Prompt → Write the records out again, keeping each line exactly as it is.

----

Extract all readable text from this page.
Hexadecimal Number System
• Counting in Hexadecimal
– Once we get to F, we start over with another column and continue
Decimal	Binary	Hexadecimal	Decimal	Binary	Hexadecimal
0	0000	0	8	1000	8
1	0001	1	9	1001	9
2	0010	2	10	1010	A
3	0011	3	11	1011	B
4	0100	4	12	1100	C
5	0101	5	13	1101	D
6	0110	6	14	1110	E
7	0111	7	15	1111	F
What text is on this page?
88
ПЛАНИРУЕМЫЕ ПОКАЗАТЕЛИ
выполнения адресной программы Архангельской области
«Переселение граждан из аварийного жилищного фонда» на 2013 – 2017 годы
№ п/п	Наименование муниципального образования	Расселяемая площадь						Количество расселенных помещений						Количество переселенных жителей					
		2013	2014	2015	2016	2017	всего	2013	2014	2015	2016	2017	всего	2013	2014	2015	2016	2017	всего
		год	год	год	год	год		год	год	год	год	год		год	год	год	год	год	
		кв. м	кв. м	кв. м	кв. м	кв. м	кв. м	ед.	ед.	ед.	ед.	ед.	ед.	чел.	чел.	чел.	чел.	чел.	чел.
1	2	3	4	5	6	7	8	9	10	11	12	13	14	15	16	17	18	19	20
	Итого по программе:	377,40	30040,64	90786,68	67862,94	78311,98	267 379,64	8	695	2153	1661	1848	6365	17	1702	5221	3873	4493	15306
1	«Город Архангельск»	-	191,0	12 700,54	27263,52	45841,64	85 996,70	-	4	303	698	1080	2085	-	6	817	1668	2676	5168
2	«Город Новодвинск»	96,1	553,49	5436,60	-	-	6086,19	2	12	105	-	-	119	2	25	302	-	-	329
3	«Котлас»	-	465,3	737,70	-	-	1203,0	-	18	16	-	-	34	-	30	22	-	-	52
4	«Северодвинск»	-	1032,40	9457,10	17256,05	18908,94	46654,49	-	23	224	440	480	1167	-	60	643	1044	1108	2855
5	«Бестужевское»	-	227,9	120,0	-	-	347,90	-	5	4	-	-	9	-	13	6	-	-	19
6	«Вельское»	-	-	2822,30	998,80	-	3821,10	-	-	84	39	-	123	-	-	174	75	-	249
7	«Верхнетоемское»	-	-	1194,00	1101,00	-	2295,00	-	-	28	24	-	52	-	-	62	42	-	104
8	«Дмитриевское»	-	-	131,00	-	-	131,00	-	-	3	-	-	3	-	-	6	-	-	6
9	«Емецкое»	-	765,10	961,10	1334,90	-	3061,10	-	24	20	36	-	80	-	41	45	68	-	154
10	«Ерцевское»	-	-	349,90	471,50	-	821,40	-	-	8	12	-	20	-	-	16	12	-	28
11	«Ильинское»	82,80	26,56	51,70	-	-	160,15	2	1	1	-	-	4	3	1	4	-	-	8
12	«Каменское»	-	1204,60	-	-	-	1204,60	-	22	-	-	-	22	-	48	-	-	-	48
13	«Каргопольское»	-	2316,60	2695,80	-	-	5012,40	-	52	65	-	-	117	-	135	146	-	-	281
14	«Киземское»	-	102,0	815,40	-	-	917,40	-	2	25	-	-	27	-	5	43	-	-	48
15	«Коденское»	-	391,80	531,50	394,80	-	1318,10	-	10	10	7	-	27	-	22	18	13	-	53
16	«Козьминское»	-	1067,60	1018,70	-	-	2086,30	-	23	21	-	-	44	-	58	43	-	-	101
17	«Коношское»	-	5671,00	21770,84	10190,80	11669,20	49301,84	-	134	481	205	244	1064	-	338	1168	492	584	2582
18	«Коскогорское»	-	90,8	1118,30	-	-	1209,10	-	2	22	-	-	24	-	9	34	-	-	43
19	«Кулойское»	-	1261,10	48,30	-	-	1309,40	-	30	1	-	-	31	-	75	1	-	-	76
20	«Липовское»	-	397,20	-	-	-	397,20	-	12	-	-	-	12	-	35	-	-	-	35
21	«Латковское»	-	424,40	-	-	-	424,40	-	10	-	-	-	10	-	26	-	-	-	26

----

Result →
Extract all readable text from this page.
Hexadecimal Number System
• Counting in Hexadecimal
– Once we get to F, we start over with another column and continue
Decimal	Binary	Hexadecimal	Decimal	Binary	Hexadecimal
0	0000	0	8	1000	8
1	0001	1	9	1001	9
2	0010	2	10	1010	A
3	0011	3	11	1011	B
4	0100	4	12	1100	C
5	0101	5	13	1101	D
6	0110	6	14	1110	E
7	0111	7	15	1111	F
What text is on this page?
88
ПЛАНИРУЕМЫЕ ПОКАЗАТЕЛИ
выполнения адресной программы Архангельской области
«Переселение граждан из аварийного жилищного фонда» на 2013 – 2017 годы
№ п/п	Наименование муниципального образования	Расселяемая площадь						Количество расселенных помещений						Количество переселенных жителей					
		2013	2014	2015	2016	2017	всего	2013	2014	2015	2016	2017	всего	2013	2014	2015	2016	2017	всего
		год	год	год	год	год		год	год	год	год	год		год	год	год	год	год	
		кв. м	кв. м	кв. м	кв. м	кв. м	кв. м	ед.	ед.	ед.	ед.	ед.	ед.	чел.	чел.	чел.	чел.	чел.	чел.
1	2	3	4	5	6	7	8	9	10	11	12	13	14	15	16	17	18	19	20
	Итого по программе:	377,40	30040,64	90786,68	67862,94	78311,98	267 379,64	8	695	2153	1661	1848	6365	17	1702	5221	3873	4493	15306
1	«Город Архангельск»	-	191,0	12 700,54	27263,52	45841,64	85 996,70	-	4	303	698	1080	2085	-	6	817	1668	2676	5168
2	«Город Новодвинск»	96,1	553,49	5436,60	-	-	6086,19	2	12	105	-	-	119	2	25	302	-	-	329
3	«Котлас»	-	465,3	737,70	-	-	1203,0	-	18	16	-	-	34	-	30	22	-	-	52
4	«Северодвинск»	-	1032,40	9457,10	17256,05	18908,94	46654,49	-	23	224	440	480	1167	-	60	643	1044	1108	2855
5	«Бестужевское»	-	227,9	120,0	-	-	347,90	-	5	4	-	-	9	-	13	6	-	-	19
6	«Вельское»	-	-	2822,30	998,80	-	3821,10	-	-	84	39	-	123	-	-	174	75	-	249
7	«Верхнетоемское»	-	-	1194,00	1101,00	-	2295,00	-	-	28	24	-	52	-	-	62	42	-	104
8	«Дмитриевское»	-	-	131,00	-	-	131,00	-	-	3	-	-	3	-	-	6	-	-	6
9	«Емецкое»	-	765,10	961,10	1334,90	-	3061,10	-	24	20	36	-	80	-	41	45	68	-	154
10	«Ерцевское»	-	-	349,90	471,50	-	821,40	-	-	8	12	-	20	-	-	16	12	-	28
11	«Ильинское»	82,80	26,56	51,70	-	-	160,15	2	1	1	-	-	4	3	1	4	-	-	8
12	«Каменское»	-	1204,60	-	-	-	1204,60	-	22	-	-	-	22	-	48	-	-	-	48
13	«Каргопольское»	-	2316,60	2695,80	-	-	5012,40	-	52	65	-	-	117	-	135	146	-	-	281
14	«Киземское»	-	102,0	815,40	-	-	917,40	-	2	25	-	-	27	-	5	43	-	-	48
15	«Коденское»	-	391,80	531,50	394,80	-	1318,10	-	10	10	7	-	27	-	22	18	13	-	53
16	«Козьминское»	-	1067,60	1018,70	-	-	2086,30	-	23	21	-	-	44	-	58	43	-	-	101
17	«Коношское»	-	5671,00	21770,84	10190,80	11669,20	49301,84	-	134	481	205	244	1064	-	338	1168	492	584	2582
18	«Коскогорское»	-	90,8	1118,30	-	-	1209,10	-	2	22	-	-	24	-	9	34	-	-	43
19	«Кулойское»	-	1261,10	48,30	-	-	1309,40	-	30	1	-	-	31	-	75	1	-	-	76
20	«Липовское»	-	397,20	-	-	-	397,20	-	12	-	-	-	12	-	35	-	-	-	35
21	«Латковское»	-	424,40	-	-	-	424,40	-	10	-	-	-	10	-	26	-	-	-	26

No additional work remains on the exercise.